:: OBJECTIVE 1 ::
In the news article about James O'Keefe, what is the name of the organization he founded to produce his videos?
:: OBJECTIVE 2 ::
Continue the news article about James O'Keefe and the Romney fundraiser video from its last sentence.

James O'Keefe (Win McNamee/Getty Images)
James O'Keefe, the 28-year-old filmmaker known for a series of undercover video stings targeting federally-funded organizations, called the use of secret cameras that captured Mitt Romney's comments at a private fundraiser "an effective tactic that has a place in a democracy." But he accused the news media of using a double standard when covering the new video and when writing about the films he produced.
"I think that there's definitely been a double standard amongst professional journalists here because they've been pretty much raking Project Veritas over the coals for about three years," O'Keefe told Yahoo News during a phone interview from his office in New York. Project Veritas is the organization he founded to produce his videos. "There are no questions about whether it [the video of Romney] was dubbed or doctored, whether there are criminal, potentially state crimes committed in the course of taking that camera around, whether somebody left the camera there and walked away."
A series of video clips taken surreptitiously during a May fundraiser showed Romney telling donors in Florida that he will "never convince" people who are not eligible to pay income taxes to "take personal responsibility and care for their lives." These Americans, who Romney characterized as Obama supporters, "are dependent upon government...believe that they are victims...believe the government has a responsibility to care for them," Romney said. The videos, taken by an anonymous source and popularized by the left-leaning Mother Jones magazine on Tuesday, received so much media coverage that Romney called an emergency press conference on Tuesday night to discuss his remarks.
One of the nation's most notorious young political filmmakers, O'Keefe first made a name for himself in 2009 when he filmed employees of the advocacy group ACORN offering advice to what they were told was a couple seeking to establish a brothel using underage girls. In response, Congress voted to cut off federal funding for ACORN. In January 2010, O'Keefe was arrested when he posed as a telephone repairman at the New Orleans offices of Louisiana Democratic Sen. Mary Landrieu. The congresswoman had told constituents that her phone lines were not functioning, and O'Keefe intended to prove that the phones were working properly. He was caught during production and received a misdemeanor for entering a federal building under false pretenses.

:: PROVIDED DATA ::
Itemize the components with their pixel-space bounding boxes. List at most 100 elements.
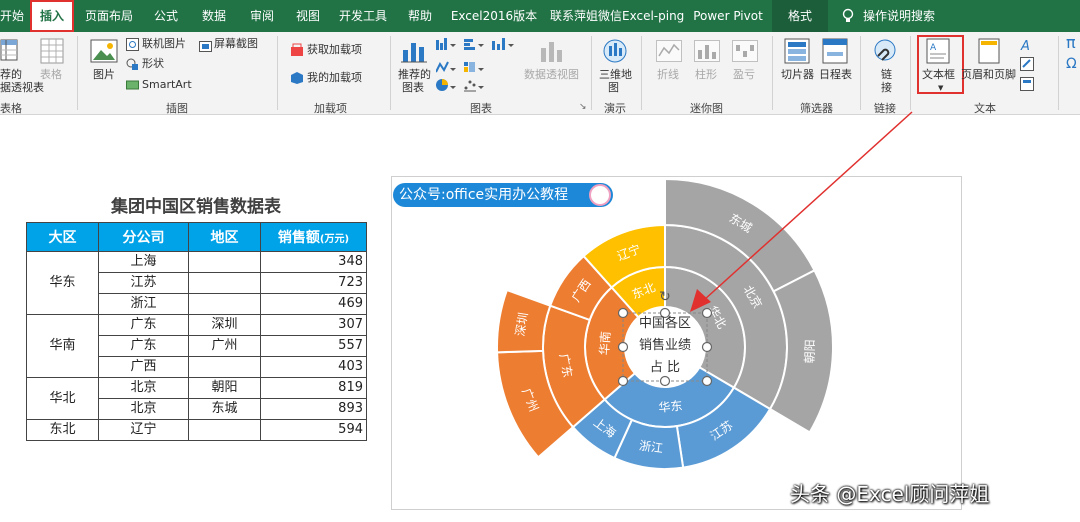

:: EXPECTED OUTPUT 1 ::
Project Veritas

:: EXPECTED OUTPUT 2 ::
O'Keefe's exploits made him a hero among conservatives, but they invited a wave of scrutiny from the left. An article posted on the liberal Salon.com, for instance, tried to paint him as a racist. Several media outlets incorrectly printed stories that he was a convicted felon, and others dismissed his videos because they were "selectively edited." While O'Keefe's videos were edited, he made it a common practice to provide raw video online. Mother Jones released the full video of Romney on Wednesday, taking "a page out of the Breitbart playbook," after "releasing the tapes one at a time," O'Keefe said.
"I have been required to release everything. All my source material," O'Keefe told Yahoo News. "And I've even been accused by these same journalists of committing crimes in the course of conducting my investigations. Journalists have to learn to be consistent."
O'Keefe went on to say that he has no problem with someone secretly setting up a camera during a private event for a candidate for office.
"It's an effective tactic that has a place in a democracy to expose the truth, to expose circumstances truth behind closed doors and what people honestly believe or are saying to their friends, their surrogates," he said. "I don't have any problem with reporters using these tactics. Using hidden cameras, using pretenses. I'm fine with it. My problem is in the media's double standards."
Below is a partial transcript of O'Keefe's remarks:
On media coverage of the Romney tapes:
"I think that there's definitely been a double standard amongst professional journalists here because they've been pretty much raking Project Veritas over the coals for about three years. They have no curiosity about this specific filmmaker, who he is, how he obtained this tape, whether there were false pretenses that were used, whether there were situations during the course of filming where there was an expectation of privacy. There appears as though there was not an expectation of privacy because there are a number of people there, but there have been virtually no curiosity, no questions about missing context. Even though the full raw tape has just been put out just now, no question about what the question was that Romney was being asked. There are no questions about whether it was dubbed or doctored, whether there are criminal, potentially state crimes committed in the course of taking that camera around, whether somebody left the camera there and walked away.
"In the full raw video, the video starts apparently in the middle of the speech or some point. I have been required to release everything. All my source material. And I've even been accused by these same journalists of committing crimes in the course of conducting my investigations. Journalists have to learn to be consistent. If they want to create these rules, they have to abide by them.
"I think one of the most disingenuous criticisms of our work is that there is some non-damning statement made in a full raw video, then my video is out of context and clearly that is not a fair journalistic stand-by. You saw that with our NPR investigation. We released two hours of tape and if there's one little tiny glitch in minute marker 76, people are saying, 'well the whole thing must be a fake, doctored tape.' And I think journalists just have to learn to be consistent."
On the use of undercover videos during private events:
"It's an effective tactic. It's an effective tactic that has a place in a democracy to expose the truth, to expose circumstances truth behind closed doors and what people honestly believe or are saying to their friends, their surrogates. It's certainly an effective tactic and I don't have a problem with the tactic.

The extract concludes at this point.